Short exercise = Starting at the first line of the data and ending at the line containing "data-point-marker-end-certificate: [1306, 214, 1333, 242]", can you give those lines again with "Covid-19" replaced by "COVID-19" and nothing else changed?

-------- Recorded data

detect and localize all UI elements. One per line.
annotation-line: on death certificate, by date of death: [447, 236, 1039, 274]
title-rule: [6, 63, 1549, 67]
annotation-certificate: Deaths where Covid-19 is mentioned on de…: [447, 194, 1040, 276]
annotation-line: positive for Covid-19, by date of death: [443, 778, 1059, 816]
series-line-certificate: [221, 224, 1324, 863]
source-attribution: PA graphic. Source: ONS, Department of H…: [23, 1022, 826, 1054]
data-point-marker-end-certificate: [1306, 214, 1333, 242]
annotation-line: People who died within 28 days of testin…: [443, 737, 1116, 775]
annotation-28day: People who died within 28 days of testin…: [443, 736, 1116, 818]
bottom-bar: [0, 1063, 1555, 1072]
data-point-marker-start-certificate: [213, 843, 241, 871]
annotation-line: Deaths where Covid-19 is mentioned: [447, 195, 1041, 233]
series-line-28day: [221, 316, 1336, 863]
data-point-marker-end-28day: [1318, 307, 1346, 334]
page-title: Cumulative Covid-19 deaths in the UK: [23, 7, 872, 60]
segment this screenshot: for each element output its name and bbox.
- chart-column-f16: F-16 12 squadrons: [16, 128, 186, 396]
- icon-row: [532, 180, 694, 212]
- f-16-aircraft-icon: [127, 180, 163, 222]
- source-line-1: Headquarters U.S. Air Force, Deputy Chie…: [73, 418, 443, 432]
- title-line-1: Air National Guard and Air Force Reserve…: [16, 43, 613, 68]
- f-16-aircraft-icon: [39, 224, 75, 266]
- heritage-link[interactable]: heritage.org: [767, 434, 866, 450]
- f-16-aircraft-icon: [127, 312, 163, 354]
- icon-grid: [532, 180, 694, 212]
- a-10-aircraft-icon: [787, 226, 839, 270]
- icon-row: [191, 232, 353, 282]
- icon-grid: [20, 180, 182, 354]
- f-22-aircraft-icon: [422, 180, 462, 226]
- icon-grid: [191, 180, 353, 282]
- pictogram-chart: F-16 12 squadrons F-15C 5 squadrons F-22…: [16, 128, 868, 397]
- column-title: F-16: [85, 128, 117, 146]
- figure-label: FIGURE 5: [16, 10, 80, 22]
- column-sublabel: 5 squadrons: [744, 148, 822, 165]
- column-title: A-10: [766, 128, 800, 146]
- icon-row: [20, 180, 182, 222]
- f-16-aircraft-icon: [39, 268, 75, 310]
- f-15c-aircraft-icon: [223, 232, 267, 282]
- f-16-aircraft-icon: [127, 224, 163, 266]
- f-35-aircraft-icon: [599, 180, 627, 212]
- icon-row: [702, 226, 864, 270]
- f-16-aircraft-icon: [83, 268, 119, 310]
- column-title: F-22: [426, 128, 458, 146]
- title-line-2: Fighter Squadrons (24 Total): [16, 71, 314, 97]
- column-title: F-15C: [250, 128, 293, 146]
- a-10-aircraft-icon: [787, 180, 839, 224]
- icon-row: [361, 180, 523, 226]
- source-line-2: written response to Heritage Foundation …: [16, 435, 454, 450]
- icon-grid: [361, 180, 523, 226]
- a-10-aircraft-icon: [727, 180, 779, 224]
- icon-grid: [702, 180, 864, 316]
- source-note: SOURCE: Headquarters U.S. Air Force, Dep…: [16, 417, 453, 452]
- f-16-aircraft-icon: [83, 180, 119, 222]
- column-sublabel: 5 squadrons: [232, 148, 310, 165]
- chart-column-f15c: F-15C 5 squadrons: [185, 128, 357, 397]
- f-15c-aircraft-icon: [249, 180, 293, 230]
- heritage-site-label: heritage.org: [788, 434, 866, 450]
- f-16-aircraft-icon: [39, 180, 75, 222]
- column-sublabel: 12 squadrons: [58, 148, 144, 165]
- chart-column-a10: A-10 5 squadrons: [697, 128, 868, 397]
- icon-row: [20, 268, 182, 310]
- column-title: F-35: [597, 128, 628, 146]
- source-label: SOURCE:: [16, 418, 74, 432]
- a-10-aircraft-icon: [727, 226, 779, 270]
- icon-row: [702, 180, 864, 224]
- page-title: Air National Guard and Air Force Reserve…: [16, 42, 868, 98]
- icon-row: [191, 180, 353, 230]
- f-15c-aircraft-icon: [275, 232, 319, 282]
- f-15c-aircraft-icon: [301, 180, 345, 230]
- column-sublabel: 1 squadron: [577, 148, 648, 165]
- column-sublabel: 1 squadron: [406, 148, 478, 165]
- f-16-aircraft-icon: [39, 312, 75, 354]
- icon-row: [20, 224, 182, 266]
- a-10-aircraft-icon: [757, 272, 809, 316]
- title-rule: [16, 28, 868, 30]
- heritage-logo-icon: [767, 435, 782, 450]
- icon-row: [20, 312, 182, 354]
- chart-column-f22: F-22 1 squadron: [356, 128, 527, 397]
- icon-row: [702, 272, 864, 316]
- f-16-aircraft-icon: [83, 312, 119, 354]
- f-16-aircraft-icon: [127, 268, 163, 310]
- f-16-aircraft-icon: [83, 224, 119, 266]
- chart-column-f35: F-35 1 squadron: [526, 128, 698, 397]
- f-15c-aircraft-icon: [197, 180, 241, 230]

----------------

Reply to the task =
detect and localize all UI elements. One per line.
annotation-line: on death certificate, by date of death: [447, 236, 1039, 274]
title-rule: [6, 63, 1549, 67]
annotation-certificate: Deaths where COVID-19 is mentioned on de…: [447, 194, 1040, 276]
annotation-line: positive for COVID-19, by date of death: [443, 778, 1059, 816]
series-line-certificate: [221, 224, 1324, 863]
source-attribution: PA graphic. Source: ONS, Department of H…: [23, 1022, 826, 1054]
data-point-marker-end-certificate: [1306, 214, 1333, 242]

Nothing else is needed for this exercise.